Read the records and gather each line that includes "name".

> [Supplied records]
================================
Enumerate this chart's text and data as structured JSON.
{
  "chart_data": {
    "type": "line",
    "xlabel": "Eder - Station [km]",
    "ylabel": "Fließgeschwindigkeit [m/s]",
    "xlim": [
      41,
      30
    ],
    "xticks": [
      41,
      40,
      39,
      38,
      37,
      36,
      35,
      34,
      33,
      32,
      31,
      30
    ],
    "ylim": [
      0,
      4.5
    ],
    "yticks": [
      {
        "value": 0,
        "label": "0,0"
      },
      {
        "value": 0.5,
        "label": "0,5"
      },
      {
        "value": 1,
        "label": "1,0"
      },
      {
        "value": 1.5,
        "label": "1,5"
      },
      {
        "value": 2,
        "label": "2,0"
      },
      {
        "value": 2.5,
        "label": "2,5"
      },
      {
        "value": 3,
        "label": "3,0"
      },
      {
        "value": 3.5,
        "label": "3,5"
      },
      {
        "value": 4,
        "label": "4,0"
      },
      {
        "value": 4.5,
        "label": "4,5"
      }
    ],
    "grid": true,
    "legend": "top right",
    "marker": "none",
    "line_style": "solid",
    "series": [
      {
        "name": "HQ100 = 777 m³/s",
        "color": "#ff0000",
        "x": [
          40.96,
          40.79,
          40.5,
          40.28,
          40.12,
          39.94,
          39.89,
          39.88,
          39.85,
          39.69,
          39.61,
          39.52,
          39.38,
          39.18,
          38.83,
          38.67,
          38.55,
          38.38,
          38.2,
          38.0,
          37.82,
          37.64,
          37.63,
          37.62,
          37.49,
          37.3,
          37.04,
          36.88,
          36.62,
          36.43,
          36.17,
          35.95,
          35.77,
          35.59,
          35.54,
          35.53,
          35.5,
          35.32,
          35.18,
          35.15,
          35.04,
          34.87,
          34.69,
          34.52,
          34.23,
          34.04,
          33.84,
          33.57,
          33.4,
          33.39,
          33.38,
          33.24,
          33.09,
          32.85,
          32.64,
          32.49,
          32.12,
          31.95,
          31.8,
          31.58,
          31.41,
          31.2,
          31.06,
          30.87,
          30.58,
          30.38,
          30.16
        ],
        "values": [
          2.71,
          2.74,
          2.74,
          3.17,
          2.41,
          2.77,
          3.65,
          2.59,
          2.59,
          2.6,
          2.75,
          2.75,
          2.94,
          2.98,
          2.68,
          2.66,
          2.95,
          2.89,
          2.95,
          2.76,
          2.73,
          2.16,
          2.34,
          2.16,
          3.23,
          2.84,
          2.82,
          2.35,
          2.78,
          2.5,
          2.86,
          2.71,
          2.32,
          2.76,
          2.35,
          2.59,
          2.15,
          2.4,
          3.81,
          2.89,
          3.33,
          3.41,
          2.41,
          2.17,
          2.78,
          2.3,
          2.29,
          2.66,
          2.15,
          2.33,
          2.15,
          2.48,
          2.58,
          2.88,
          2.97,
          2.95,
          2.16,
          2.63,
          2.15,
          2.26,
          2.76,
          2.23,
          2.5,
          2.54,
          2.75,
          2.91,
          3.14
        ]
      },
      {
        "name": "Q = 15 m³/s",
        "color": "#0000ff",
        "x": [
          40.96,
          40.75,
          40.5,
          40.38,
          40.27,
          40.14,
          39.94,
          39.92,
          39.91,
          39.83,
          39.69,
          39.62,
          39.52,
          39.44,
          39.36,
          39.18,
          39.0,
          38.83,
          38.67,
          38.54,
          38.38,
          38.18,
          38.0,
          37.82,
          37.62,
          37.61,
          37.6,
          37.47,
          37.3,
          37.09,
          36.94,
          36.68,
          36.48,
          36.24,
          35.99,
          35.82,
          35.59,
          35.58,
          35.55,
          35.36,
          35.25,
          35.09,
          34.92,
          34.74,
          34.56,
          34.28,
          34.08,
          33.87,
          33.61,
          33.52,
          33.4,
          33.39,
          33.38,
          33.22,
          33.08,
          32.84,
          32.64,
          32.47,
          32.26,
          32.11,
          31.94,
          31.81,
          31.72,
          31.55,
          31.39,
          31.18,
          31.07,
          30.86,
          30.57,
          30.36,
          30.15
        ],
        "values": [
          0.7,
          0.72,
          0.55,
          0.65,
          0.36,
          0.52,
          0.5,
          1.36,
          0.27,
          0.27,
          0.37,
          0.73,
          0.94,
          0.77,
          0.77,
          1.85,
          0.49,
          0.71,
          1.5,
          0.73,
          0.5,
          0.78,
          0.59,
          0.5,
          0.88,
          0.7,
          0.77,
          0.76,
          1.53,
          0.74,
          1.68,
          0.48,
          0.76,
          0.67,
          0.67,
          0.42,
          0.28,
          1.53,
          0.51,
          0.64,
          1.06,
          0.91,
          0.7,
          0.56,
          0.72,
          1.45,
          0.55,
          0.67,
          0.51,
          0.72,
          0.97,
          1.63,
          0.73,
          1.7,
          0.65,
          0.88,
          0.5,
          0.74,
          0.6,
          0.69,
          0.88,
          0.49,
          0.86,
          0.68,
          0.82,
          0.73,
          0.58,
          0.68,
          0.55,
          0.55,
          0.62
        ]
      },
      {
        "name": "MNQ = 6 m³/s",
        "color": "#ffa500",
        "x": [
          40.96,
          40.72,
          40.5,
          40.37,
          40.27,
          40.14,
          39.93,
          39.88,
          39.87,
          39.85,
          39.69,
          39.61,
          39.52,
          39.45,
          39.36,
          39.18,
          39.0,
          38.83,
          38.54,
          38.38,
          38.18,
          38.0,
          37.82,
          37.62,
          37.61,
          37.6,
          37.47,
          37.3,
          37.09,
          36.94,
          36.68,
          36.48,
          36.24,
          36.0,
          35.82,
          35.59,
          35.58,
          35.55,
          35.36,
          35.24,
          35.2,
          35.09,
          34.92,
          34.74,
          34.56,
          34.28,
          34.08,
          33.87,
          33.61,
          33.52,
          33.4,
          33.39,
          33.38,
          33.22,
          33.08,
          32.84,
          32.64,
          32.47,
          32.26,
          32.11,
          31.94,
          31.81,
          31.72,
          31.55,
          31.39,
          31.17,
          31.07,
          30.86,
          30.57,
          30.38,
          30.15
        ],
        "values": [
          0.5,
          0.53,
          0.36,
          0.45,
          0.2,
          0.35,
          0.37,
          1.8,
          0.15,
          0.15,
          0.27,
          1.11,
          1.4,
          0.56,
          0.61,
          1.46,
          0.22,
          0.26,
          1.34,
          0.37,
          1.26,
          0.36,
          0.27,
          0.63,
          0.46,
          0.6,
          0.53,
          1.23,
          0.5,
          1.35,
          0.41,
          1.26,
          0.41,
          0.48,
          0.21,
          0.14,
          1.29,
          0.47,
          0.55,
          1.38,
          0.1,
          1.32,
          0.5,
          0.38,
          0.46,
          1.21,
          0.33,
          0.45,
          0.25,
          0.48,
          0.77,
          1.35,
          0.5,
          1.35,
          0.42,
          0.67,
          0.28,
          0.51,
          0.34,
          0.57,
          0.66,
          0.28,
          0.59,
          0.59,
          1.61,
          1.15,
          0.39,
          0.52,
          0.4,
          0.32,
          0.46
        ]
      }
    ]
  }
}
================================
> [The result]
        "name": "HQ100 = 777 m³/s",
        "name": "Q = 15 m³/s",
        "name": "MNQ = 6 m³/s",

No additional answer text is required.